### Stated exercise
Repeat all of the material below exactly, line for line, but leave the pictures out of your answer.

(Part of a data file)
-.-.-

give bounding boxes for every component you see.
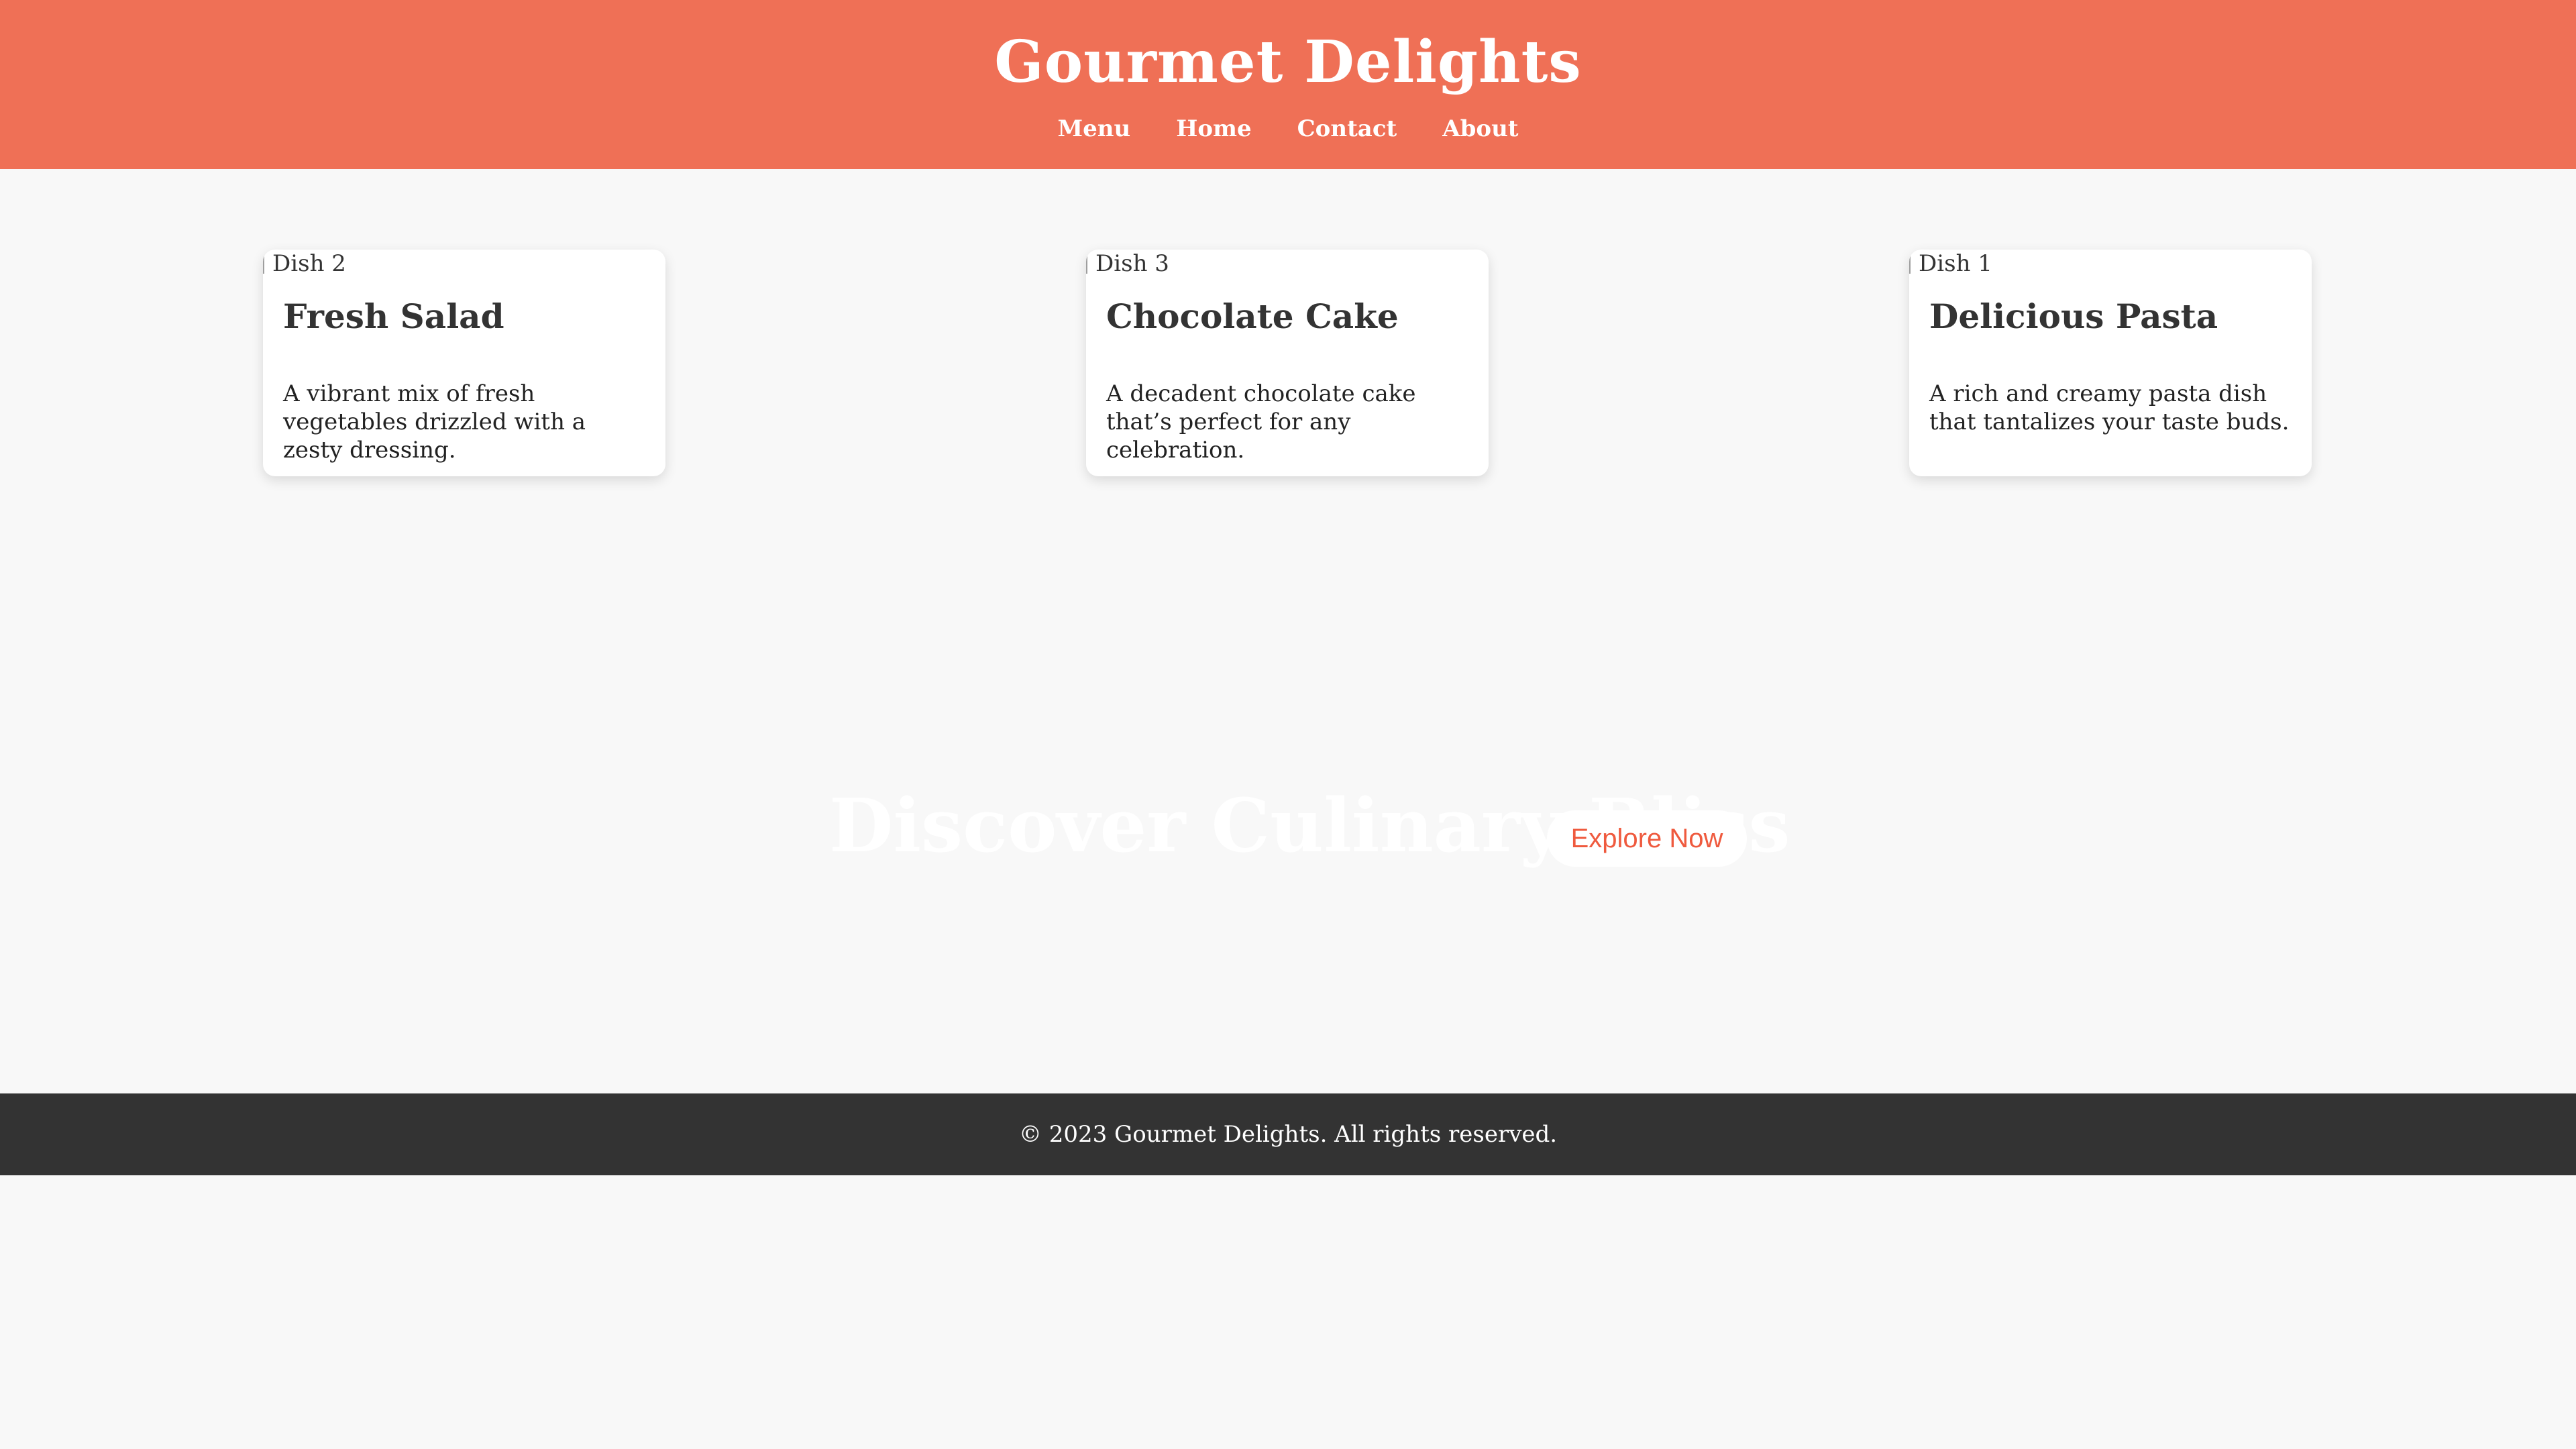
dish-description: A rich and creamy pasta dish that tantal… — [1929, 380, 2290, 435]
site-footer: © 2023 Gourmet Delights. All rights rese… — [0, 1093, 2576, 1175]
nav-link-about[interactable]: About — [1442, 113, 1518, 145]
site-title: Gourmet Delights — [994, 28, 1582, 96]
copyright-text: © 2023 Gourmet Delights. All rights rese… — [1018, 1121, 1558, 1148]
dish-description: A vibrant mix of fresh vegetables drizzl… — [283, 380, 586, 464]
nav-link-home[interactable]: Home — [1176, 113, 1251, 145]
broken-image-icon — [263, 254, 272, 274]
nav-link-contact[interactable]: Contact — [1297, 113, 1397, 145]
dish-title: Chocolate Cake — [1106, 297, 1399, 336]
dish-image-alt: Dish 1 — [1919, 250, 1992, 277]
dish-card-fresh-salad: Dish 2 Fresh Salad A vibrant mix of fres… — [263, 250, 665, 476]
broken-image-icon — [1909, 254, 1919, 274]
dish-description: A decadent chocolate cake that’s perfect… — [1106, 380, 1416, 464]
broken-image-icon — [1086, 254, 1095, 274]
main-nav: Menu Home Contact About — [0, 113, 2576, 145]
dish-image: Dish 1 — [1909, 250, 1992, 278]
dish-title: Delicious Pasta — [1929, 297, 2218, 336]
dish-image: Dish 2 — [263, 250, 346, 278]
explore-now-button[interactable]: Explore Now — [1547, 810, 1747, 867]
dish-title: Fresh Salad — [283, 297, 504, 336]
dish-image-alt: Dish 2 — [272, 250, 346, 277]
site-header: Gourmet Delights Menu Home Contact About — [0, 0, 2576, 169]
dish-card-chocolate-cake: Dish 3 Chocolate Cake A decadent chocola… — [1086, 250, 1489, 476]
dish-image-alt: Dish 3 — [1095, 250, 1169, 277]
dish-card-delicious-pasta: Dish 1 Delicious Pasta A rich and creamy… — [1909, 250, 2312, 476]
dish-image: Dish 3 — [1086, 250, 1169, 278]
nav-link-menu[interactable]: Menu — [1057, 113, 1130, 145]
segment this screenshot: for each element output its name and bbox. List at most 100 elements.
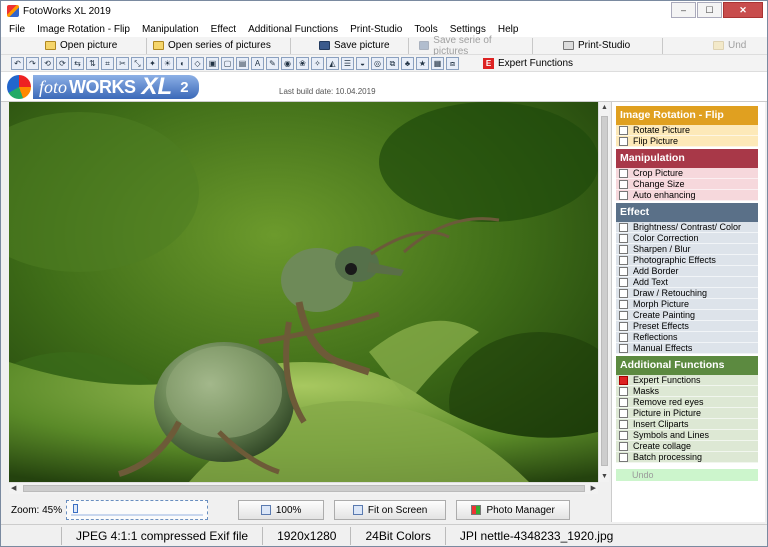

-.-.-

### Solution for this task
give bounding boxes for every component you see.
dish-description: A rich and creamy pasta dish that tantal… — [1929, 380, 2290, 435]
site-footer: © 2023 Gourmet Delights. All rights rese… — [0, 1093, 2576, 1175]
nav-link-about[interactable]: About — [1442, 113, 1518, 145]
site-title: Gourmet Delights — [994, 28, 1582, 96]
copyright-text: © 2023 Gourmet Delights. All rights rese… — [1018, 1121, 1558, 1148]
dish-description: A vibrant mix of fresh vegetables drizzl… — [283, 380, 586, 464]
nav-link-home[interactable]: Home — [1176, 113, 1251, 145]
broken-image-icon — [263, 254, 272, 274]
nav-link-contact[interactable]: Contact — [1297, 113, 1397, 145]
dish-title: Chocolate Cake — [1106, 297, 1399, 336]
dish-image-alt: Dish 1 — [1919, 250, 1992, 277]
dish-card-fresh-salad: Dish 2 Fresh Salad A vibrant mix of fres… — [263, 250, 665, 476]
broken-image-icon — [1909, 254, 1919, 274]
dish-description: A decadent chocolate cake that’s perfect… — [1106, 380, 1416, 464]
broken-image-icon — [1086, 254, 1095, 274]
main-nav: Menu Home Contact About — [0, 113, 2576, 145]
dish-image: Dish 1 — [1909, 250, 1992, 278]
dish-title: Delicious Pasta — [1929, 297, 2218, 336]
dish-image: Dish 2 — [263, 250, 346, 278]
explore-now-button[interactable]: Explore Now — [1547, 810, 1747, 867]
dish-title: Fresh Salad — [283, 297, 504, 336]
dish-image-alt: Dish 2 — [272, 250, 346, 277]
site-header: Gourmet Delights Menu Home Contact About — [0, 0, 2576, 169]
dish-card-chocolate-cake: Dish 3 Chocolate Cake A decadent chocola… — [1086, 250, 1489, 476]
dish-image-alt: Dish 3 — [1095, 250, 1169, 277]
dish-card-delicious-pasta: Dish 1 Delicious Pasta A rich and creamy… — [1909, 250, 2312, 476]
dish-image: Dish 3 — [1086, 250, 1169, 278]
nav-link-menu[interactable]: Menu — [1057, 113, 1130, 145]
segment this screenshot: for each element output its name and bbox. List at most 100 elements.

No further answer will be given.